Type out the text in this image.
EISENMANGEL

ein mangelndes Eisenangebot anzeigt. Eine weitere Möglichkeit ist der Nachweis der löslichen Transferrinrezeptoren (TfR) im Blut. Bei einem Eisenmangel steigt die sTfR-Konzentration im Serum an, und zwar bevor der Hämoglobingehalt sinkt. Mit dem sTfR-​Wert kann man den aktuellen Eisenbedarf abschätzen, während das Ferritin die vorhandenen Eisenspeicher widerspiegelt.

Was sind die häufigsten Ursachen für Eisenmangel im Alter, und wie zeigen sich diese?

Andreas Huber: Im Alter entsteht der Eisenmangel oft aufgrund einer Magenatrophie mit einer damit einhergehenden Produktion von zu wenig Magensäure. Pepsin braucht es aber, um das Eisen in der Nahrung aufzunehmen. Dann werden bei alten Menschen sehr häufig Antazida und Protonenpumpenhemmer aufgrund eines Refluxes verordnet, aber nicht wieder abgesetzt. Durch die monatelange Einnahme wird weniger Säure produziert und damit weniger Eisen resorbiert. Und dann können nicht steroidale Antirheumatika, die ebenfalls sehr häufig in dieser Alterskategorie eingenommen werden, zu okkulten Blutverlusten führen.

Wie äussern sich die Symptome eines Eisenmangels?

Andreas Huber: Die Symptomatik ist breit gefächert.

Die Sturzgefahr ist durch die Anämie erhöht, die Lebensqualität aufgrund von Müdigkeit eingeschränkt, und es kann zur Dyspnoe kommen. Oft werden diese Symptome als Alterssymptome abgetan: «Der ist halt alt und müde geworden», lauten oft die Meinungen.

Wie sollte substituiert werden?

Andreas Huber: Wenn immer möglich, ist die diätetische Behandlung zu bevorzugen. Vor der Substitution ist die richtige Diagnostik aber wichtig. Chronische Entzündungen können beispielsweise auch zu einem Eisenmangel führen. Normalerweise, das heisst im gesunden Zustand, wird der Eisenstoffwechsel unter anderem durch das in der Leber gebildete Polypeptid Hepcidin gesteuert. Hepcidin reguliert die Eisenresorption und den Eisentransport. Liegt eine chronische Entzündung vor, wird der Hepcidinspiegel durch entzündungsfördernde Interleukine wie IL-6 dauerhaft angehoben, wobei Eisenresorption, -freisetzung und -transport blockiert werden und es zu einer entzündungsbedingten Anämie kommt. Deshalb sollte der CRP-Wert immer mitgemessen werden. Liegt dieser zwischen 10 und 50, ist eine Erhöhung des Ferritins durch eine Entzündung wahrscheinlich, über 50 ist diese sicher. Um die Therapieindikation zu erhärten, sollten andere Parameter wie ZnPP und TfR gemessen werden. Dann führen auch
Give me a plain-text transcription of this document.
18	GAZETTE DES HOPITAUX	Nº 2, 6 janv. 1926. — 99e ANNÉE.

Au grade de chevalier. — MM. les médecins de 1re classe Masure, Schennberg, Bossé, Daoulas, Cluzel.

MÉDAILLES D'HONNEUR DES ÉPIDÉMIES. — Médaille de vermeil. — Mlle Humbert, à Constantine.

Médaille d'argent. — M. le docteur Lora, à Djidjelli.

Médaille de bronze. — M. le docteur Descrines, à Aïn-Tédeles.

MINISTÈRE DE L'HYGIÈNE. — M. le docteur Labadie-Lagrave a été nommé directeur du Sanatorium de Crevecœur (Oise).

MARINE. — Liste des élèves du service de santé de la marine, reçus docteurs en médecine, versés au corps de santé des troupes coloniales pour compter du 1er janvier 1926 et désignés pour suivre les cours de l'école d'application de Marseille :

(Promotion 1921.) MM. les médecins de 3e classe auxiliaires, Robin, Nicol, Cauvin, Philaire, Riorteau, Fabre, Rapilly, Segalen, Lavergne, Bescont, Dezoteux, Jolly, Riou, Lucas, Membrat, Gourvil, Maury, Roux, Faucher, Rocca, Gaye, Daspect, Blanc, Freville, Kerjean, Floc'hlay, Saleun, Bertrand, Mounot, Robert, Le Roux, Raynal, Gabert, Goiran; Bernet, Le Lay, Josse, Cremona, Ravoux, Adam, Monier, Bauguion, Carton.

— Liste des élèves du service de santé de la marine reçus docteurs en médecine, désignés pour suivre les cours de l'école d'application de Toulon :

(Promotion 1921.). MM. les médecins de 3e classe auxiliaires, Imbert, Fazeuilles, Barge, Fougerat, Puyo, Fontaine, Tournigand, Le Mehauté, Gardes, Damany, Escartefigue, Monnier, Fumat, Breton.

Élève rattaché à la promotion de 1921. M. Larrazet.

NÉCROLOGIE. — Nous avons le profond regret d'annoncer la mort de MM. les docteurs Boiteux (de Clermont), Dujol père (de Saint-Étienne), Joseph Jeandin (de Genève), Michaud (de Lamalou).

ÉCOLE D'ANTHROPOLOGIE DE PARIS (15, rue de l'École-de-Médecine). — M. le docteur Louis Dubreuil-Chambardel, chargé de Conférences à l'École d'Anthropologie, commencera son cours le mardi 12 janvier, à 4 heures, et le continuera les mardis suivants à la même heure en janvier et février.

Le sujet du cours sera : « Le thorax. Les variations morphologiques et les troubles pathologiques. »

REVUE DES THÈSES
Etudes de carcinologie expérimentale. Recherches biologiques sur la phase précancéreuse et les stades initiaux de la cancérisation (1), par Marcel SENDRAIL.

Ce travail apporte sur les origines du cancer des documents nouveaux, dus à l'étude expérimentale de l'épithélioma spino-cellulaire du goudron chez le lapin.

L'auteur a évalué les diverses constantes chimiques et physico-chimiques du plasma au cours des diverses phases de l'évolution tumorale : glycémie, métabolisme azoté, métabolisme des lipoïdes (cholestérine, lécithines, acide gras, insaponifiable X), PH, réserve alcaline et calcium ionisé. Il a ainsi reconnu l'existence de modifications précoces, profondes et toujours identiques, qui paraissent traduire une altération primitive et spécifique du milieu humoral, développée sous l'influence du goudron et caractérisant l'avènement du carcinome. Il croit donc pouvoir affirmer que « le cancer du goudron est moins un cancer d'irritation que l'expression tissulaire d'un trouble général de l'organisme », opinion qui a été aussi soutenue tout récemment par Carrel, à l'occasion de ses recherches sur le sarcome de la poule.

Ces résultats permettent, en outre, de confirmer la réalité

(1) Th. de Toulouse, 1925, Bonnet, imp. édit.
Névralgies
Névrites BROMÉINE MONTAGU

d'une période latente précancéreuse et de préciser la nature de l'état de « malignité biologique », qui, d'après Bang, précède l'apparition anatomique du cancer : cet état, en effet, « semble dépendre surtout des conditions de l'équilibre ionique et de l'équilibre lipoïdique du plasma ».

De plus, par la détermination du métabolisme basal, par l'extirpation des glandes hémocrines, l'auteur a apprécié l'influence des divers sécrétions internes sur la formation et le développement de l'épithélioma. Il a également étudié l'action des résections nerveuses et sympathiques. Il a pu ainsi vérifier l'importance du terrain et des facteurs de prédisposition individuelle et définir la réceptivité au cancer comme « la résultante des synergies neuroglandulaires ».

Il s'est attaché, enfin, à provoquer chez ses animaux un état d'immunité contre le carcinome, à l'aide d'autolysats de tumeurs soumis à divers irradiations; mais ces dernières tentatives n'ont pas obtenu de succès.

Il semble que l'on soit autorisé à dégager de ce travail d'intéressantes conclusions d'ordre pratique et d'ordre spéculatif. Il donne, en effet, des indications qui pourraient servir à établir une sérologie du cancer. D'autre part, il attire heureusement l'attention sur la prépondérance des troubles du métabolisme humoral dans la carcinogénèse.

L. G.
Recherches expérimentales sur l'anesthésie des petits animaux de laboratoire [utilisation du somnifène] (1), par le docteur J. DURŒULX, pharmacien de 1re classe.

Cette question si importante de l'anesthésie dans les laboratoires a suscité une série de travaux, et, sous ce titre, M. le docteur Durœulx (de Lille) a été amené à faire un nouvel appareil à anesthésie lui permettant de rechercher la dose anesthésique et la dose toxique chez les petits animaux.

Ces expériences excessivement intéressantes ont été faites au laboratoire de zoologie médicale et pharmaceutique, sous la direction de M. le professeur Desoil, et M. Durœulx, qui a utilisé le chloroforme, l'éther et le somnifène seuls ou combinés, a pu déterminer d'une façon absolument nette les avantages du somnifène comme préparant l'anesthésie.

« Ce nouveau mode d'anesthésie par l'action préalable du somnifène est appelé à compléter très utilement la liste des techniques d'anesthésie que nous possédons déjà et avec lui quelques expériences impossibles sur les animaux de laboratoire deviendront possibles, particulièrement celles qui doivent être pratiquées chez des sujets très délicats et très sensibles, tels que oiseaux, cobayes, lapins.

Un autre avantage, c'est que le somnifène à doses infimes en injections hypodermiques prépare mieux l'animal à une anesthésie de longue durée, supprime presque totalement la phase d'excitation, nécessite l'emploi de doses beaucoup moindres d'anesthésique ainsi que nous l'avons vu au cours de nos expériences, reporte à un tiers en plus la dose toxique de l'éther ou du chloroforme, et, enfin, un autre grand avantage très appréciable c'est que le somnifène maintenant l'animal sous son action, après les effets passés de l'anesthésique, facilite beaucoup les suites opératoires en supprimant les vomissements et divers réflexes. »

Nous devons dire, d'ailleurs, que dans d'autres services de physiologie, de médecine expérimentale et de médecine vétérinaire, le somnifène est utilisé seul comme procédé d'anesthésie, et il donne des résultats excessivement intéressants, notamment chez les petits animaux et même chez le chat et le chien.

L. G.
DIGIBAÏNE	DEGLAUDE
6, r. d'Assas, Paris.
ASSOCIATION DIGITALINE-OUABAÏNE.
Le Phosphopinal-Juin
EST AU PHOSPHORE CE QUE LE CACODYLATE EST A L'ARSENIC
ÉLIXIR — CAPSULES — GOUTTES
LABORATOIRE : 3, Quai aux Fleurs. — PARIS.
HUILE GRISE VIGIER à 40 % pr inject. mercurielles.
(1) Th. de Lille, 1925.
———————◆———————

•••

> [Description of the task] A complete answer lists every line of the listing above that holds the word "résultats".

> [Task solution]
Ces résultats permettent, en outre, de confirmer la réalité
Nous devons dire, d'ailleurs, que dans d'autres services de physiologie, de médecine expérimentale et de médecine vétérinaire, le somnifène est utilisé seul comme procédé d'anesthésie, et il donne des résultats excessivement intéressants, notamment chez les petits animaux et même chez le chat et le chien.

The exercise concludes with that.